Written request >>
Can you update the listing so that every "bookmark-item" becomes "bookmark-entry", with nothing else changed and the pictures left out of your answer?

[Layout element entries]

-- START --

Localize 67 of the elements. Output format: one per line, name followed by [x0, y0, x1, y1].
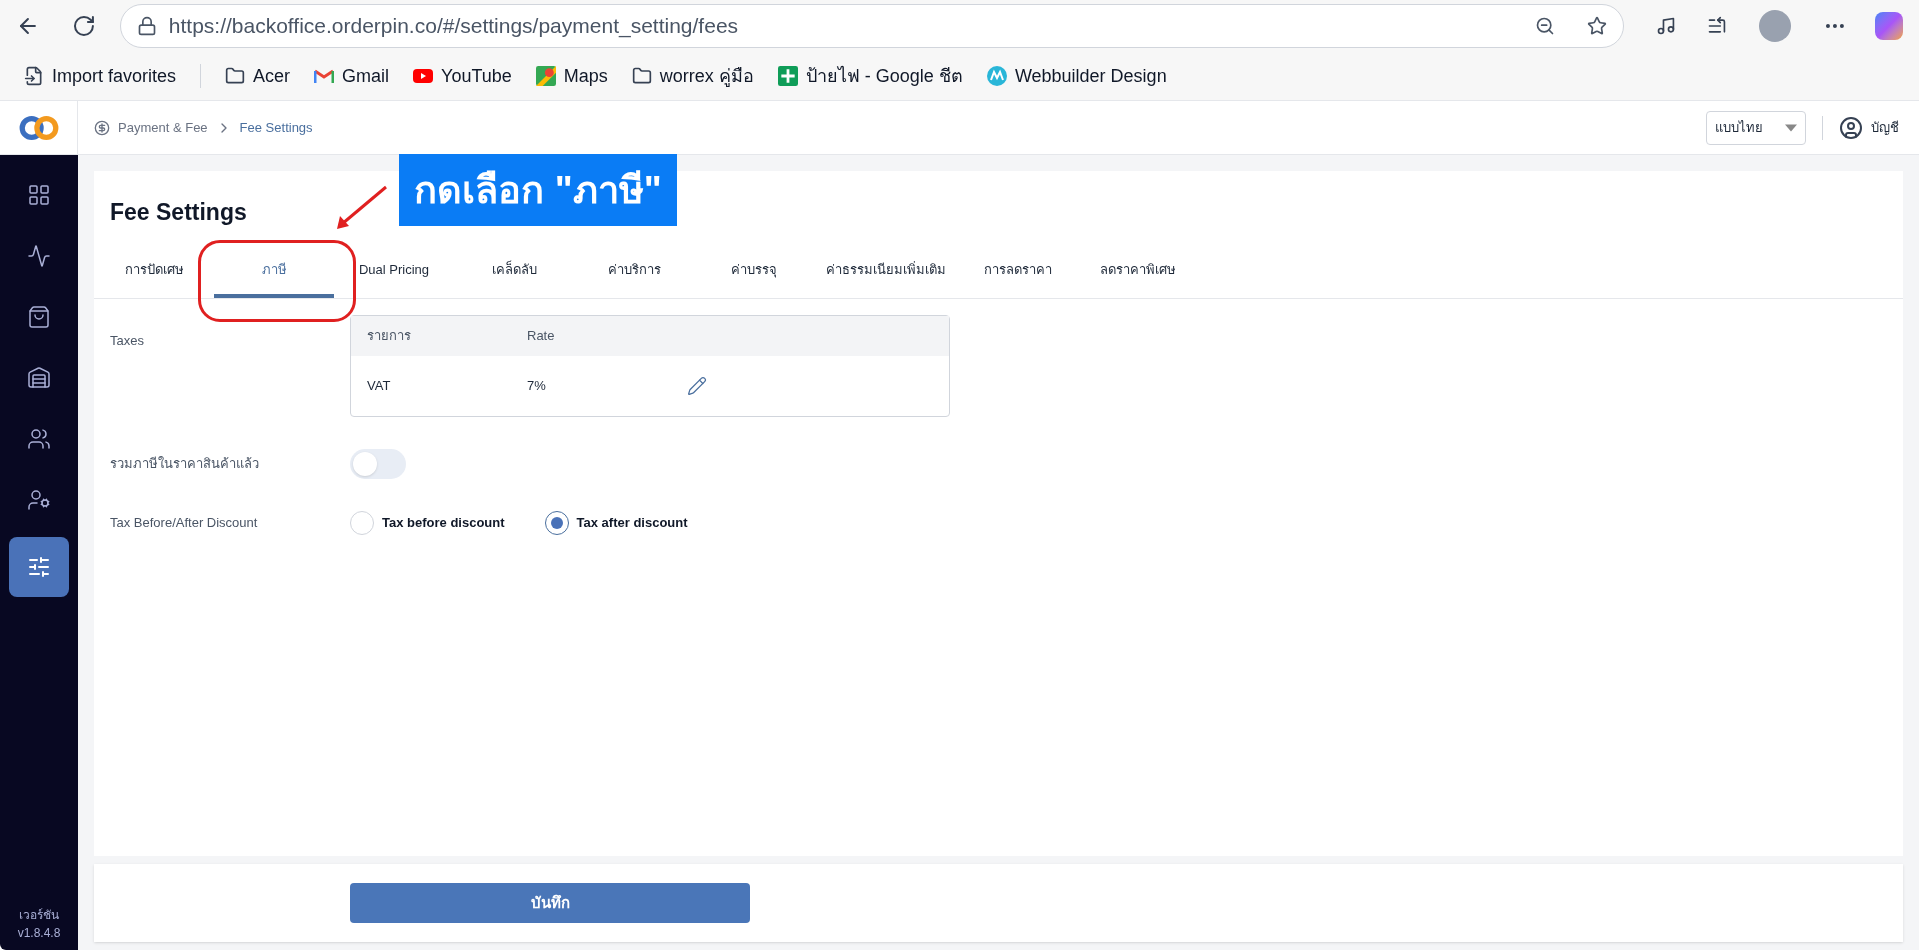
- music-icon[interactable]: [1655, 16, 1676, 36]
- bookmark-item[interactable]: YouTube: [405, 58, 520, 94]
- field-label: Taxes: [110, 331, 145, 350]
- account-button[interactable]: บัญชี: [1839, 115, 1899, 140]
- folder-icon: [631, 66, 652, 86]
- field-label: รวมภาษีในราคาสินค้าแล้ว: [110, 454, 260, 473]
- breadcrumb-current: Fee Settings: [239, 118, 313, 137]
- play-logo-icon: [413, 68, 434, 84]
- tab[interactable]: ค่าบรรจุ: [694, 245, 814, 298]
- address-bar[interactable]: https://backoffice.orderpin.co/#/settings/payment_setting/fees: [119, 4, 1624, 48]
- reload-icon[interactable]: [71, 14, 96, 38]
- lock-icon: [136, 16, 157, 36]
- table-cell-text: 7%: [527, 376, 547, 395]
- version-label: เวอร์ชัน: [19, 907, 59, 924]
- field-label: Tax Before/After Discount: [110, 513, 259, 532]
- pulse-icon: [27, 244, 51, 268]
- tab[interactable]: การลดราคา: [958, 245, 1078, 298]
- bookmark-item[interactable]: Acer: [217, 58, 299, 94]
- bookmark-item[interactable]: worrex คู่มือ: [623, 58, 762, 94]
- mail-logo-icon: [314, 68, 335, 84]
- column-header: Rate: [527, 326, 556, 345]
- favorites-icon[interactable]: [1707, 16, 1728, 36]
- column-header: รายการ: [367, 326, 412, 345]
- annotation-arrow: [334, 184, 390, 232]
- bookmark-item[interactable]: ป้ายไฟ - Google ชีต: [769, 58, 971, 94]
- language-select[interactable]: แบบไทย: [1706, 110, 1806, 145]
- sliders-icon: [27, 555, 51, 579]
- tab[interactable]: การปัดเศษ: [94, 245, 214, 298]
- tab[interactable]: Dual Pricing: [334, 245, 454, 298]
- dollar-icon: [94, 119, 110, 136]
- tab[interactable]: เคล็ดลับ: [454, 245, 574, 298]
- warehouse-icon: [27, 366, 51, 390]
- edit-icon[interactable]: [687, 375, 707, 396]
- tab[interactable]: ลดราคาพิเศษ: [1078, 245, 1198, 298]
- tab[interactable]: ค่าธรรมเนียมเพิ่มเติม: [814, 245, 958, 298]
- sidebar-item[interactable]: [9, 537, 69, 597]
- toggle-switch[interactable]: [350, 448, 406, 479]
- annotation-label: กดเลือก "ภาษี": [399, 154, 677, 226]
- map-pin-icon: [535, 66, 556, 86]
- folder-icon: [225, 66, 246, 86]
- bookmark-item[interactable]: Import favorites: [16, 58, 185, 94]
- table-cell-text: VAT: [367, 376, 392, 395]
- caret-icon: [1785, 123, 1797, 132]
- radio-option[interactable]: Tax after discount: [544, 510, 688, 535]
- logo-icon: [17, 113, 60, 142]
- zoom-out-icon[interactable]: [1534, 16, 1555, 36]
- bookmark-item[interactable]: Webbuilder Design: [978, 58, 1175, 94]
- import-icon: [24, 66, 44, 86]
- spreadsheet-icon: [777, 66, 798, 86]
- assistant-logo-icon[interactable]: [1875, 12, 1903, 40]
- bookmark-item[interactable]: Gmail: [306, 58, 398, 94]
- tab[interactable]: ค่าบริการ: [574, 245, 694, 298]
- bookmark-item[interactable]: Maps: [527, 58, 616, 94]
- version-number: v1.8.4.8: [17, 925, 61, 942]
- wave-logo-icon: [986, 66, 1007, 86]
- tab[interactable]: ภาษี: [214, 245, 334, 298]
- star-icon[interactable]: [1586, 16, 1607, 36]
- users-icon: [27, 427, 51, 451]
- url-text: https://backoffice.orderpin.co/#/settings/payment_setting/fees: [168, 13, 740, 40]
- page-title: Fee Settings: [110, 198, 247, 227]
- breadcrumb-link[interactable]: Payment & Fee: [118, 117, 208, 138]
- radio-option[interactable]: Tax before discount: [350, 510, 505, 535]
- save-button[interactable]: บันทึก: [350, 883, 750, 923]
- grid-icon: [27, 183, 51, 207]
- user-settings-icon: [27, 488, 51, 512]
- bag-icon: [27, 305, 51, 329]
- user-icon: [1839, 115, 1863, 140]
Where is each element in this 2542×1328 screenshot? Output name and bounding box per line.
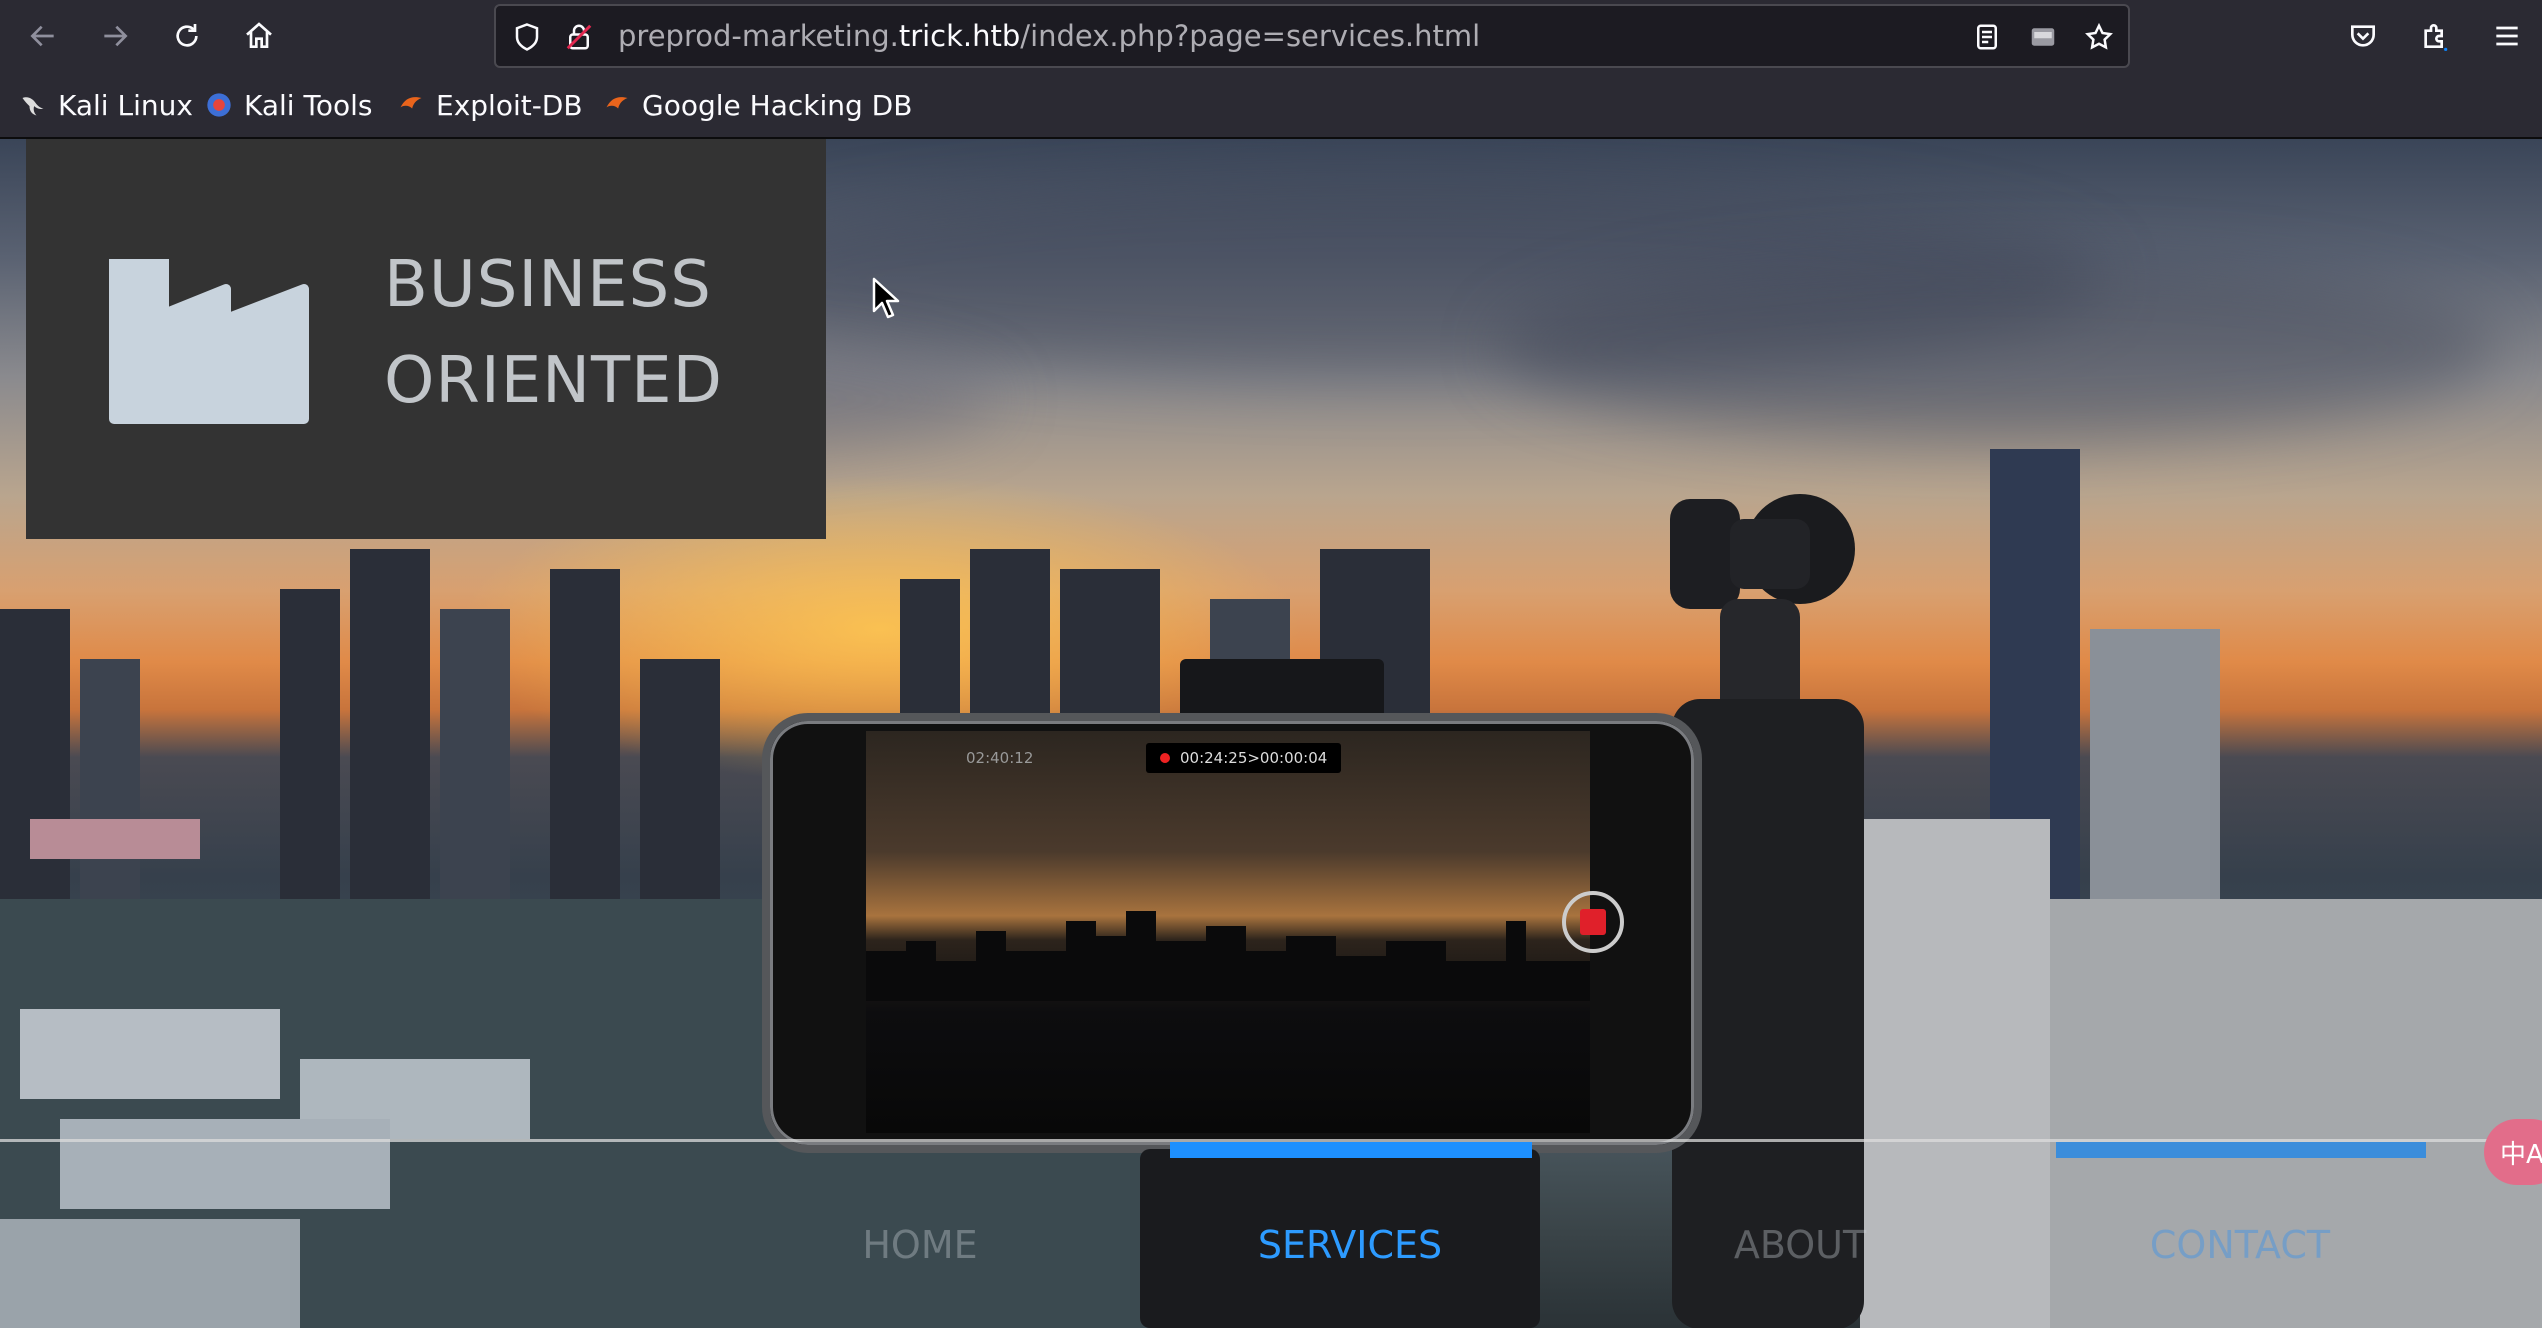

-- END --

Expected answer >>
Localize 67 of the elements. Output format: one per line, name followed by [x0, y0, x1, y1].
- music-icon[interactable]: [1655, 16, 1676, 36]
- bookmark-entry[interactable]: YouTube: [405, 58, 520, 94]
- field-label: Taxes: [110, 331, 145, 350]
- account-button[interactable]: บัญชี: [1839, 115, 1899, 140]
- folder-icon: [631, 66, 652, 86]
- field-label: รวมภาษีในราคาสินค้าแล้ว: [110, 454, 260, 473]
- breadcrumb-current: Fee Settings: [239, 118, 313, 137]
- play-logo-icon: [413, 68, 434, 84]
- tab[interactable]: ค่าบรรจุ: [694, 245, 814, 298]
- address-bar[interactable]: https://backoffice.orderpin.co/#/settings/payment_setting/fees: [119, 4, 1624, 48]
- reload-icon[interactable]: [71, 14, 96, 38]
- lock-icon: [136, 16, 157, 36]
- table-cell-text: 7%: [527, 376, 547, 395]
- version-label: เวอร์ชัน: [19, 907, 59, 924]
- field-label: Tax Before/After Discount: [110, 513, 259, 532]
- pulse-icon: [27, 244, 51, 268]
- tab[interactable]: การลดราคา: [958, 245, 1078, 298]
- bookmark-entry[interactable]: Acer: [217, 58, 299, 94]
- bookmark-entry[interactable]: worrex คู่มือ: [623, 58, 762, 94]
- mail-logo-icon: [314, 68, 335, 84]
- column-header: Rate: [527, 326, 556, 345]
- favorites-icon[interactable]: [1707, 16, 1728, 36]
- column-header: รายการ: [367, 326, 412, 345]
- annotation-arrow: [334, 184, 390, 232]
- bookmark-entry[interactable]: ป้ายไฟ - Google ชีต: [769, 58, 971, 94]
- language-select[interactable]: แบบไทย: [1706, 110, 1806, 145]
- sliders-icon: [27, 555, 51, 579]
- tab[interactable]: การปัดเศษ: [94, 245, 214, 298]
- tab[interactable]: Dual Pricing: [334, 245, 454, 298]
- dollar-icon: [94, 119, 110, 136]
- tab[interactable]: เคล็ดลับ: [454, 245, 574, 298]
- warehouse-icon: [27, 366, 51, 390]
- edit-icon[interactable]: [687, 375, 707, 396]
- tab[interactable]: ลดราคาพิเศษ: [1078, 245, 1198, 298]
- tab[interactable]: ค่าธรรมเนียมเพิ่มเติม: [814, 245, 958, 298]
- sidebar-item[interactable]: [9, 537, 69, 597]
- toggle-switch[interactable]: [350, 448, 406, 479]
- annotation-label: กดเลือก "ภาษี": [399, 154, 677, 226]
- map-pin-icon: [535, 66, 556, 86]
- folder-icon: [225, 66, 246, 86]
- bookmark-entry[interactable]: Import favorites: [16, 58, 185, 94]
- table-cell-text: VAT: [367, 376, 392, 395]
- caret-icon: [1785, 123, 1797, 132]
- radio-option[interactable]: Tax after discount: [544, 510, 688, 535]
- logo-icon: [17, 113, 60, 142]
- zoom-out-icon[interactable]: [1534, 16, 1555, 36]
- bookmark-entry[interactable]: Webbuilder Design: [978, 58, 1175, 94]
- import-icon: [24, 66, 44, 86]
- spreadsheet-icon: [777, 66, 798, 86]
- assistant-logo-icon[interactable]: [1875, 12, 1903, 40]
- bookmark-entry[interactable]: Gmail: [306, 58, 398, 94]
- tab[interactable]: ค่าบริการ: [574, 245, 694, 298]
- bookmark-entry[interactable]: Maps: [527, 58, 616, 94]
- version-number: v1.8.4.8: [17, 925, 61, 942]
- wave-logo-icon: [986, 66, 1007, 86]
- tab[interactable]: ภาษี: [214, 245, 334, 298]
- star-icon[interactable]: [1586, 16, 1607, 36]
- users-icon: [27, 427, 51, 451]
- url-text: https://backoffice.orderpin.co/#/settings/payment_setting/fees: [168, 13, 740, 40]
- page-title: Fee Settings: [110, 198, 247, 227]
- breadcrumb-link[interactable]: Payment & Fee: [118, 117, 208, 138]
- radio-option[interactable]: Tax before discount: [350, 510, 505, 535]
- save-button[interactable]: บันทึก: [350, 883, 750, 923]
- grid-icon: [27, 183, 51, 207]
- user-settings-icon: [27, 488, 51, 512]
- bag-icon: [27, 305, 51, 329]
- user-icon: [1839, 115, 1863, 140]
Where is each element in this 2542×1328 screenshot? Output name and bounding box per line.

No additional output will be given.